» **AIM OF THE EXERCISE**
Make an exact copy of the entries below.
==== ITEMS
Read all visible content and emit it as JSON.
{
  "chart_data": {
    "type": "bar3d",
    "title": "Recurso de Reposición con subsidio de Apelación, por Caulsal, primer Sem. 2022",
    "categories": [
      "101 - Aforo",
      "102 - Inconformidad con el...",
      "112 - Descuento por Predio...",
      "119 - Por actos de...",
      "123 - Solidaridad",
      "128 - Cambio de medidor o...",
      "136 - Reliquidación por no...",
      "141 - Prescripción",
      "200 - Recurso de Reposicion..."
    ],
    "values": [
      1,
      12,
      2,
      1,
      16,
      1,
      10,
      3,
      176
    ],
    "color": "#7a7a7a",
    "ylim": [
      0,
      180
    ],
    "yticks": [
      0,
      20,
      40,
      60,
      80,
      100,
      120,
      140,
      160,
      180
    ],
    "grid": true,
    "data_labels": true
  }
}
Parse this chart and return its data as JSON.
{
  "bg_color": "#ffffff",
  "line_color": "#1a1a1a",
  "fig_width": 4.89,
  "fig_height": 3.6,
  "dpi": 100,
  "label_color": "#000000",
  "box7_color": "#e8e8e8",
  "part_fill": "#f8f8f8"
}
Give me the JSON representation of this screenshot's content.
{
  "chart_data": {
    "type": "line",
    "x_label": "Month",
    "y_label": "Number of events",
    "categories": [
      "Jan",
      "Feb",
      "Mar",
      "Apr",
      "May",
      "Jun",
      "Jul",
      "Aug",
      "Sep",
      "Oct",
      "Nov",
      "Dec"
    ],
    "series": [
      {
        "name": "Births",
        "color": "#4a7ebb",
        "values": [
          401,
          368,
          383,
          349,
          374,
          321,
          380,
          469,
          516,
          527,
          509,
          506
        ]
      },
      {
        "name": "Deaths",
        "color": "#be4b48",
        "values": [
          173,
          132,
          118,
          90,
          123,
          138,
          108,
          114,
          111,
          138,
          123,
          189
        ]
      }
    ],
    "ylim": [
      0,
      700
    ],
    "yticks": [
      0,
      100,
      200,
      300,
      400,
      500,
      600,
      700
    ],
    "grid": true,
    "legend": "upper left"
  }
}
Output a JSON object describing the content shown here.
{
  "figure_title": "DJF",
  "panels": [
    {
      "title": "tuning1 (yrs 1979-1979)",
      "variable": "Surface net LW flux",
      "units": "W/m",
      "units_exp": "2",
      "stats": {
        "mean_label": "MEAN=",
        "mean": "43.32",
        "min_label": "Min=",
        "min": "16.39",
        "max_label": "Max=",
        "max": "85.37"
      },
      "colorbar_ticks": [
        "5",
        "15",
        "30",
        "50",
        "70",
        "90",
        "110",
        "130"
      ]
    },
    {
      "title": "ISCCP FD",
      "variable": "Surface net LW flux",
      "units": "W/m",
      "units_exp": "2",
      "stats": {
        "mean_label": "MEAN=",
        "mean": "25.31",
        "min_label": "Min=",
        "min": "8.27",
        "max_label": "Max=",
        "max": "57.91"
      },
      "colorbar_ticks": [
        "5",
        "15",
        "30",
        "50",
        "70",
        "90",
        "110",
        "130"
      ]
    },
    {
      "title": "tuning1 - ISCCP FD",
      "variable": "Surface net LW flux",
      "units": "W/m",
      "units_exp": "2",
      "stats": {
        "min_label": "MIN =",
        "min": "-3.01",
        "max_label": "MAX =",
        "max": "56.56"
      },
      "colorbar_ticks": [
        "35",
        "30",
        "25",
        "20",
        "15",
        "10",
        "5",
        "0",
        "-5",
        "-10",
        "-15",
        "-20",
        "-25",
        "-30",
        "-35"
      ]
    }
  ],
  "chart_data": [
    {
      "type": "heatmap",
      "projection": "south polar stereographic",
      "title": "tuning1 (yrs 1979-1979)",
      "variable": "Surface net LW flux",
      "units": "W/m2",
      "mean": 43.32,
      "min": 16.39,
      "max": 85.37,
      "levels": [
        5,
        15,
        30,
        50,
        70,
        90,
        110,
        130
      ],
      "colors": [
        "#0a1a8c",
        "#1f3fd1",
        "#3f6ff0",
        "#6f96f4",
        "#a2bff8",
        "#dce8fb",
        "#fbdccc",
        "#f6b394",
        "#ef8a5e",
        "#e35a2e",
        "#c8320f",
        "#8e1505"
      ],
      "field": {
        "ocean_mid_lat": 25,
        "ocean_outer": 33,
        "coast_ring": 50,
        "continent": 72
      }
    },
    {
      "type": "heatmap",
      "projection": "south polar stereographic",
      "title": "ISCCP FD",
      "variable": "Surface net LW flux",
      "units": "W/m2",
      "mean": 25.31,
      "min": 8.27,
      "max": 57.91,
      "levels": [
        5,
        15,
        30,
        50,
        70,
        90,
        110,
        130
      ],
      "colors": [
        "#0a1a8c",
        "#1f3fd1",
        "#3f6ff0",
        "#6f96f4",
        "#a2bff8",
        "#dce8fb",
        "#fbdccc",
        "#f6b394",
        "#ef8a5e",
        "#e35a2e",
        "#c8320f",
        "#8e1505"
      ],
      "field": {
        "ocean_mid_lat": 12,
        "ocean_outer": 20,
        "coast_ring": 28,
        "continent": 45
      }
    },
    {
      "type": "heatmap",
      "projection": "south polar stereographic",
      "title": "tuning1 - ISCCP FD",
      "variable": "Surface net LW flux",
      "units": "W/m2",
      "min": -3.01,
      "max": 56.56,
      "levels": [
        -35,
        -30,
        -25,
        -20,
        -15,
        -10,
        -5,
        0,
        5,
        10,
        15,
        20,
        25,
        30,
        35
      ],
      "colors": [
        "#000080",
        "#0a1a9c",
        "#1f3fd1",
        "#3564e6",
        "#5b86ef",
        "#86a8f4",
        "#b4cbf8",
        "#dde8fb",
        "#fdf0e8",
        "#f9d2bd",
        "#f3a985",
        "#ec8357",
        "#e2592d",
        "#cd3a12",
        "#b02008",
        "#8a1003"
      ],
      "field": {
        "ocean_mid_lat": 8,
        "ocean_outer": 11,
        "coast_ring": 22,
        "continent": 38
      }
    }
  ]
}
========
» **WRITTEN REPLY**
Read all visible content and emit it as JSON.
{
  "chart_data": {
    "type": "bar3d",
    "title": "Recurso de Reposición con subsidio de Apelación, por Caulsal, primer Sem. 2022",
    "categories": [
      "101 - Aforo",
      "102 - Inconformidad con el...",
      "112 - Descuento por Predio...",
      "119 - Por actos de...",
      "123 - Solidaridad",
      "128 - Cambio de medidor o...",
      "136 - Reliquidación por no...",
      "141 - Prescripción",
      "200 - Recurso de Reposicion..."
    ],
    "values": [
      1,
      12,
      2,
      1,
      16,
      1,
      10,
      3,
      176
    ],
    "color": "#7a7a7a",
    "ylim": [
      0,
      180
    ],
    "yticks": [
      0,
      20,
      40,
      60,
      80,
      100,
      120,
      140,
      160,
      180
    ],
    "grid": true,
    "data_labels": true
  }
}
Parse this chart and return its data as JSON.
{
  "bg_color": "#ffffff",
  "line_color": "#1a1a1a",
  "fig_width": 4.89,
  "fig_height": 3.6,
  "dpi": 100,
  "label_color": "#000000",
  "box7_color": "#e8e8e8",
  "part_fill": "#f8f8f8"
}
Give me the JSON representation of this screenshot's content.
{
  "chart_data": {
    "type": "line",
    "x_label": "Month",
    "y_label": "Number of events",
    "categories": [
      "Jan",
      "Feb",
      "Mar",
      "Apr",
      "May",
      "Jun",
      "Jul",
      "Aug",
      "Sep",
      "Oct",
      "Nov",
      "Dec"
    ],
    "series": [
      {
        "name": "Births",
        "color": "#4a7ebb",
        "values": [
          401,
          368,
          383,
          349,
          374,
          321,
          380,
          469,
          516,
          527,
          509,
          506
        ]
      },
      {
        "name": "Deaths",
        "color": "#be4b48",
        "values": [
          173,
          132,
          118,
          90,
          123,
          138,
          108,
          114,
          111,
          138,
          123,
          189
        ]
      }
    ],
    "ylim": [
      0,
      700
    ],
    "yticks": [
      0,
      100,
      200,
      300,
      400,
      500,
      600,
      700
    ],
    "grid": true,
    "legend": "upper left"
  }
}
Output a JSON object describing the content shown here.
{
  "figure_title": "DJF",
  "panels": [
    {
      "title": "tuning1 (yrs 1979-1979)",
      "variable": "Surface net LW flux",
      "units": "W/m",
      "units_exp": "2",
      "stats": {
        "mean_label": "MEAN=",
        "mean": "43.32",
        "min_label": "Min=",
        "min": "16.39",
        "max_label": "Max=",
        "max": "85.37"
      },
      "colorbar_ticks": [
        "5",
        "15",
        "30",
        "50",
        "70",
        "90",
        "110",
        "130"
      ]
    },
    {
      "title": "ISCCP FD",
      "variable": "Surface net LW flux",
      "units": "W/m",
      "units_exp": "2",
      "stats": {
        "mean_label": "MEAN=",
        "mean": "25.31",
        "min_label": "Min=",
        "min": "8.27",
        "max_label": "Max=",
        "max": "57.91"
      },
      "colorbar_ticks": [
        "5",
        "15",
        "30",
        "50",
        "70",
        "90",
        "110",
        "130"
      ]
    },
    {
      "title": "tuning1 - ISCCP FD",
      "variable": "Surface net LW flux",
      "units": "W/m",
      "units_exp": "2",
      "stats": {
        "min_label": "MIN =",
        "min": "-3.01",
        "max_label": "MAX =",
        "max": "56.56"
      },
      "colorbar_ticks": [
        "35",
        "30",
        "25",
        "20",
        "15",
        "10",
        "5",
        "0",
        "-5",
        "-10",
        "-15",
        "-20",
        "-25",
        "-30",
        "-35"
      ]
    }
  ],
  "chart_data": [
    {
      "type": "heatmap",
      "projection": "south polar stereographic",
      "title": "tuning1 (yrs 1979-1979)",
      "variable": "Surface net LW flux",
      "units": "W/m2",
      "mean": 43.32,
      "min": 16.39,
      "max": 85.37,
      "levels": [
        5,
        15,
        30,
        50,
        70,
        90,
        110,
        130
      ],
      "colors": [
        "#0a1a8c",
        "#1f3fd1",
        "#3f6ff0",
        "#6f96f4",
        "#a2bff8",
        "#dce8fb",
        "#fbdccc",
        "#f6b394",
        "#ef8a5e",
        "#e35a2e",
        "#c8320f",
        "#8e1505"
      ],
      "field": {
        "ocean_mid_lat": 25,
        "ocean_outer": 33,
        "coast_ring": 50,
        "continent": 72
      }
    },
    {
      "type": "heatmap",
      "projection": "south polar stereographic",
      "title": "ISCCP FD",
      "variable": "Surface net LW flux",
      "units": "W/m2",
      "mean": 25.31,
      "min": 8.27,
      "max": 57.91,
      "levels": [
        5,
        15,
        30,
        50,
        70,
        90,
        110,
        130
      ],
      "colors": [
        "#0a1a8c",
        "#1f3fd1",
        "#3f6ff0",
        "#6f96f4",
        "#a2bff8",
        "#dce8fb",
        "#fbdccc",
        "#f6b394",
        "#ef8a5e",
        "#e35a2e",
        "#c8320f",
        "#8e1505"
      ],
      "field": {
        "ocean_mid_lat": 12,
        "ocean_outer": 20,
        "coast_ring": 28,
        "continent": 45
      }
    },
    {
      "type": "heatmap",
      "projection": "south polar stereographic",
      "title": "tuning1 - ISCCP FD",
      "variable": "Surface net LW flux",
      "units": "W/m2",
      "min": -3.01,
      "max": 56.56,
      "levels": [
        -35,
        -30,
        -25,
        -20,
        -15,
        -10,
        -5,
        0,
        5,
        10,
        15,
        20,
        25,
        30,
        35
      ],
      "colors": [
        "#000080",
        "#0a1a9c",
        "#1f3fd1",
        "#3564e6",
        "#5b86ef",
        "#86a8f4",
        "#b4cbf8",
        "#dde8fb",
        "#fdf0e8",
        "#f9d2bd",
        "#f3a985",
        "#ec8357",
        "#e2592d",
        "#cd3a12",
        "#b02008",
        "#8a1003"
      ],
      "field": {
        "ocean_mid_lat": 8,
        "ocean_outer": 11,
        "coast_ring": 22,
        "continent": 38
      }
    }
  ]
}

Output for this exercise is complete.